— Start of Supplied material —

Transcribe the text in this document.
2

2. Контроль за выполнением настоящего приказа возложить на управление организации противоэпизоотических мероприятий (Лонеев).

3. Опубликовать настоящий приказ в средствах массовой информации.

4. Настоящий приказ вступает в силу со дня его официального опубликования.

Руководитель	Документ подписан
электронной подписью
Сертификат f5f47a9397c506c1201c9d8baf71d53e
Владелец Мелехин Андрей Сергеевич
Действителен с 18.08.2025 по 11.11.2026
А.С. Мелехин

— End of Supplied material —

▶ [Stated exercise]:
Write out the full set of records exactly as given.

▶ [Task output]:
Transcribe the text in this document.
2

2. Контроль за выполнением настоящего приказа возложить на управление организации противоэпизоотических мероприятий (Лонеев).

3. Опубликовать настоящий приказ в средствах массовой информации.

4. Настоящий приказ вступает в силу со дня его официального опубликования.

Руководитель	Документ подписан
электронной подписью
Сертификат f5f47a9397c506c1201c9d8baf71d53e
Владелец Мелехин Андрей Сергеевич
Действителен с 18.08.2025 по 11.11.2026
А.С. Мелехин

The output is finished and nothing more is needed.